Task prompt: Below are some records. Say how many of their lines contain the string "needs", and give nothing but the number.

** START **

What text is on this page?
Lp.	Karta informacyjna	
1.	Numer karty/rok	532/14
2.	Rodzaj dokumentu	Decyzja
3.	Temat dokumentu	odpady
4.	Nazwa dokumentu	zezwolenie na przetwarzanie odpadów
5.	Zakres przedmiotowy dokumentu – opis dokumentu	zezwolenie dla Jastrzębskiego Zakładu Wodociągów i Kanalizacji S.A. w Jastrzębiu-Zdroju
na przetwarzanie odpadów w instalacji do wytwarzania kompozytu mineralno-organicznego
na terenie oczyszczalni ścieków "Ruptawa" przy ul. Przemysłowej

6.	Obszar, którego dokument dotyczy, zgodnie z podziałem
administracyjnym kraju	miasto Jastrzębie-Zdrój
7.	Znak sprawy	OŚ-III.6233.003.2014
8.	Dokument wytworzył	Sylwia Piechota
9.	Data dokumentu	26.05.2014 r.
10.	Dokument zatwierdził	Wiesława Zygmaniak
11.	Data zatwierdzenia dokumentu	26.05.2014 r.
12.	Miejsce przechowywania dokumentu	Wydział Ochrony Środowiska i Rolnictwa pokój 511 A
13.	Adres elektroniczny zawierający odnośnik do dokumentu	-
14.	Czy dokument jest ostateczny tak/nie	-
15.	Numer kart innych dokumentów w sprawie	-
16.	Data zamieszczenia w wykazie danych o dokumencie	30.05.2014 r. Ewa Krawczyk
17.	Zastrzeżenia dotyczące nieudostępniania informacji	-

** END **
** START **

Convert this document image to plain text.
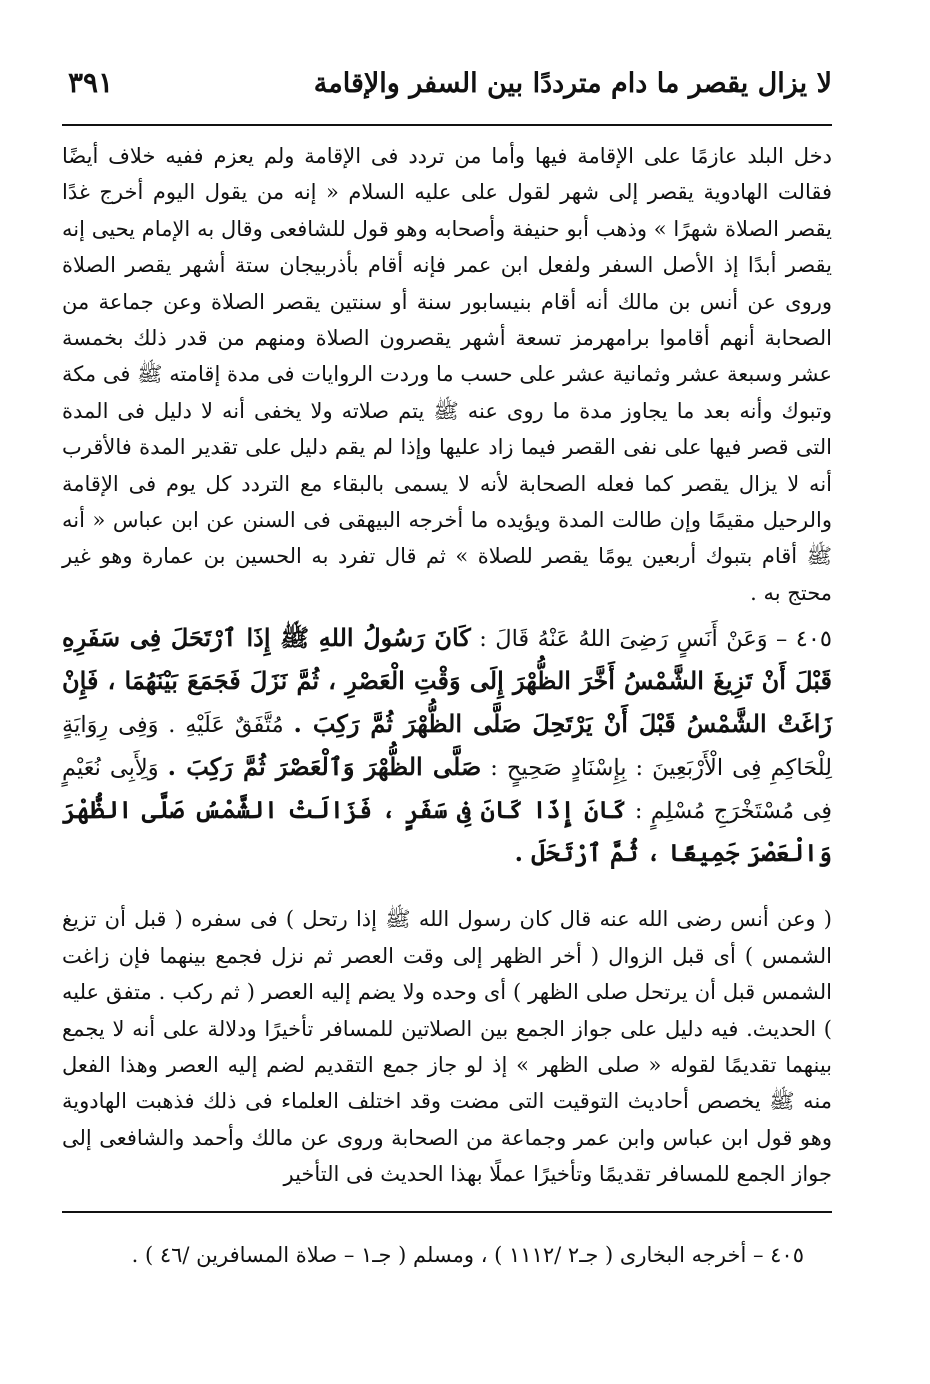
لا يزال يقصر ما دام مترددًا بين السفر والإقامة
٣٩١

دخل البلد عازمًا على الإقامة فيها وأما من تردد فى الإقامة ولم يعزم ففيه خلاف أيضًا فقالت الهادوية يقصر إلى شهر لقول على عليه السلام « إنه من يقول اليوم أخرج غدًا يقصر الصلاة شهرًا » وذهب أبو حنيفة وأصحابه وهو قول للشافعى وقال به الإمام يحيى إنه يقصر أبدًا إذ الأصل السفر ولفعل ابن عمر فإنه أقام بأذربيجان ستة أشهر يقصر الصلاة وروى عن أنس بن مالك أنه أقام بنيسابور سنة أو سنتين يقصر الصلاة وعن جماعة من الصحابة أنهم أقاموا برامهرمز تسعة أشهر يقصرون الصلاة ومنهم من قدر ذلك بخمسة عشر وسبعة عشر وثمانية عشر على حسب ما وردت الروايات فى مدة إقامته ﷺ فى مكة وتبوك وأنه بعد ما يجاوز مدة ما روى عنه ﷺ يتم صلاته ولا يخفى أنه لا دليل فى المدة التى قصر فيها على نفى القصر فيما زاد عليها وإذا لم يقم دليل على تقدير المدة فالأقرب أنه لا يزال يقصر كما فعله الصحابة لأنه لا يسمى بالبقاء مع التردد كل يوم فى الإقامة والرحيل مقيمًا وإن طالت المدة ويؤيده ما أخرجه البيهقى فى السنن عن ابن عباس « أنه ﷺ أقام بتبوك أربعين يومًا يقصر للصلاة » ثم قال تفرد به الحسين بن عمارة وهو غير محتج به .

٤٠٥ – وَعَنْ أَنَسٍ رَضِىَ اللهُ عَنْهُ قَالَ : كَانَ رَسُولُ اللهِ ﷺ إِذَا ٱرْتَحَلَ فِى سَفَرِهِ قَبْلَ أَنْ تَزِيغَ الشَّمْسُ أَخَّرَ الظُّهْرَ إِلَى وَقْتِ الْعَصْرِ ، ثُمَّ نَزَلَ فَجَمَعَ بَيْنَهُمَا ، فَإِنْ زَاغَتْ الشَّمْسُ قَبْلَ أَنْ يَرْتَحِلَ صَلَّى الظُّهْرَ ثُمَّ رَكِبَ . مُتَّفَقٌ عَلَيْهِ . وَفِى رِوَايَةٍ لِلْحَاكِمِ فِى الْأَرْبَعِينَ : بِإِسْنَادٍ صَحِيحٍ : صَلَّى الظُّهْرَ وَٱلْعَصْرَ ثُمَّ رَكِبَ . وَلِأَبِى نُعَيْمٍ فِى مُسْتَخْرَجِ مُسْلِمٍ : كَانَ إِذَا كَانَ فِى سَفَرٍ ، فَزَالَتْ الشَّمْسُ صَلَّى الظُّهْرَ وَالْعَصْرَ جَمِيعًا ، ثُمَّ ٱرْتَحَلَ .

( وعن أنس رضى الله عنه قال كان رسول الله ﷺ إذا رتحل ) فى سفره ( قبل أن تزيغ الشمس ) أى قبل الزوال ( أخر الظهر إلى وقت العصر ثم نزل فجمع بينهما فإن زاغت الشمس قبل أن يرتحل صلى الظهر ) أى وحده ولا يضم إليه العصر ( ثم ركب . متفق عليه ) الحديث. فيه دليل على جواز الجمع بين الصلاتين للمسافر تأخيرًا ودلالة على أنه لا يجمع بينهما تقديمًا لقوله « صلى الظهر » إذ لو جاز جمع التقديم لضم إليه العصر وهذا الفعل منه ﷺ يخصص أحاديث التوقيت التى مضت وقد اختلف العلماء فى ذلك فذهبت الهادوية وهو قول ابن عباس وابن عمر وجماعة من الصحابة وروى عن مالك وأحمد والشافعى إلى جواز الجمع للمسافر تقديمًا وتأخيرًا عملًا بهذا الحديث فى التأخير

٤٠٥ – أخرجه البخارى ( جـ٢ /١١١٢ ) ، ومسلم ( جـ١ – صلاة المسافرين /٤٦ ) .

** END **
** START **

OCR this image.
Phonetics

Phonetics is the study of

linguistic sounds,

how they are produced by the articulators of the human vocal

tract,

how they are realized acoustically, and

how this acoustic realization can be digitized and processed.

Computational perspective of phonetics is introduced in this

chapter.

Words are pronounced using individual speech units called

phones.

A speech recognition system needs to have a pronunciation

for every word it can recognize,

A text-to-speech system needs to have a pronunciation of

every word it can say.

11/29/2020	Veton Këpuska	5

** END **

Written answer: 2